WHAT IS REQUIRED:
Check each line of the listing below for the string "επίσης", and copy the ones that have it.

RECORD EXTRACTS:

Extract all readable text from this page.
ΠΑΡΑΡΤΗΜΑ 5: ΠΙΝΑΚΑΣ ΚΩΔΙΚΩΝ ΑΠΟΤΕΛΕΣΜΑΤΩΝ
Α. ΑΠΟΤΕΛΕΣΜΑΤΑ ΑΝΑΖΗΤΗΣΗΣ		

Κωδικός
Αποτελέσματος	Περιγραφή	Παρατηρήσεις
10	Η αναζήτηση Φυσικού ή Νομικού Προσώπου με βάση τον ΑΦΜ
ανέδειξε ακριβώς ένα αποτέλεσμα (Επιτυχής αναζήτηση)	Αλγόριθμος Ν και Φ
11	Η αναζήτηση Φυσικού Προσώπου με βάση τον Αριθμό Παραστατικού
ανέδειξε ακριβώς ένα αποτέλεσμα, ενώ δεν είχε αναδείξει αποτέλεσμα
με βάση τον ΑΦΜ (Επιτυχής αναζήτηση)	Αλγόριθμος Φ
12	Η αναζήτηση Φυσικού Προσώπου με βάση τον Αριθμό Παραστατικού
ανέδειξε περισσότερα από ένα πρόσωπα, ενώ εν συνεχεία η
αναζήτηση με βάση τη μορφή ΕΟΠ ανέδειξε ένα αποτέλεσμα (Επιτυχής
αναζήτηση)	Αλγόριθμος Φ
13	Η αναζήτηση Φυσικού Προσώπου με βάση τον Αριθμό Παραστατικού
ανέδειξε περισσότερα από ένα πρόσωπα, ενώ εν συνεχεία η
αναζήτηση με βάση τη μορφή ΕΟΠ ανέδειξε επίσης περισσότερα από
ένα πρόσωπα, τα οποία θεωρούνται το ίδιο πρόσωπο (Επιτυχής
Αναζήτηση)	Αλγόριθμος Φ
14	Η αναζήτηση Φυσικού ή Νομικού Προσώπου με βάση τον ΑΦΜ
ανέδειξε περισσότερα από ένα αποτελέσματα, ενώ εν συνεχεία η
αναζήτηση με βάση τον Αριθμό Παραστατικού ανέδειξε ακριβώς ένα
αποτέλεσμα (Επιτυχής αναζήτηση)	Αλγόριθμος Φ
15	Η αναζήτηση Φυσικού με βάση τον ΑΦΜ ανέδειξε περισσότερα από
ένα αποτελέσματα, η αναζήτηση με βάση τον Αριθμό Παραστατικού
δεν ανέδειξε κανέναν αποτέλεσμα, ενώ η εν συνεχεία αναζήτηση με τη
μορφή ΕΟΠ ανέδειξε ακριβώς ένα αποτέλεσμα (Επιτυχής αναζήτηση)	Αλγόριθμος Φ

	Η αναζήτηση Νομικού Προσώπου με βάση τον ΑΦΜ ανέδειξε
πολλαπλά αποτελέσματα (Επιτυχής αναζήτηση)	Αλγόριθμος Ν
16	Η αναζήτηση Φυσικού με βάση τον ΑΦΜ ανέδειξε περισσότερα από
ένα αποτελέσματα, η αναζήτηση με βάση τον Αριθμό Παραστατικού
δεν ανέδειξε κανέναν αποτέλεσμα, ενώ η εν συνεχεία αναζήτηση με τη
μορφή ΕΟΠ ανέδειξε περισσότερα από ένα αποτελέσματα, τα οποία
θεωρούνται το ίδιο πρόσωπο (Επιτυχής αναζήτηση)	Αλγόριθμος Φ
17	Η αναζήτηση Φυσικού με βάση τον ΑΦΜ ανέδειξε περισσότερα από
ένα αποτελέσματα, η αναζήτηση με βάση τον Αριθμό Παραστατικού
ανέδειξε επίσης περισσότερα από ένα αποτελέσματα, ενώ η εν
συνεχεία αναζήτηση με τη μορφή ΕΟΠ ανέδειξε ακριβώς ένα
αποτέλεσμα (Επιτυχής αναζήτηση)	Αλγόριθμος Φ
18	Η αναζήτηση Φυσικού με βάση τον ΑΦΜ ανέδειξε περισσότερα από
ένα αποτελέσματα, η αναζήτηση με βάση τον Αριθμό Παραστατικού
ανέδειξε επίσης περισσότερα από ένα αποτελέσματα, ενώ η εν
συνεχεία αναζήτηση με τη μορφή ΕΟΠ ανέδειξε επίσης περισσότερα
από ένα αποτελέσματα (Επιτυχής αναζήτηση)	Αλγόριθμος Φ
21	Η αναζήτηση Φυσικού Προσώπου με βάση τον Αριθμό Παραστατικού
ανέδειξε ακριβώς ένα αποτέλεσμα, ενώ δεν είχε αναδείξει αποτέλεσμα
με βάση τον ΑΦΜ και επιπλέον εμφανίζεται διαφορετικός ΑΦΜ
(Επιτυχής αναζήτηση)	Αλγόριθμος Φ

RESPONSE TO THE EXERCISE:
αναζήτηση με βάση τη μορφή ΕΟΠ ανέδειξε επίσης περισσότερα από
ανέδειξε επίσης περισσότερα από ένα αποτελέσματα, ενώ η εν
ανέδειξε επίσης περισσότερα από ένα αποτελέσματα, ενώ η εν
συνεχεία αναζήτηση με τη μορφή ΕΟΠ ανέδειξε επίσης περισσότερα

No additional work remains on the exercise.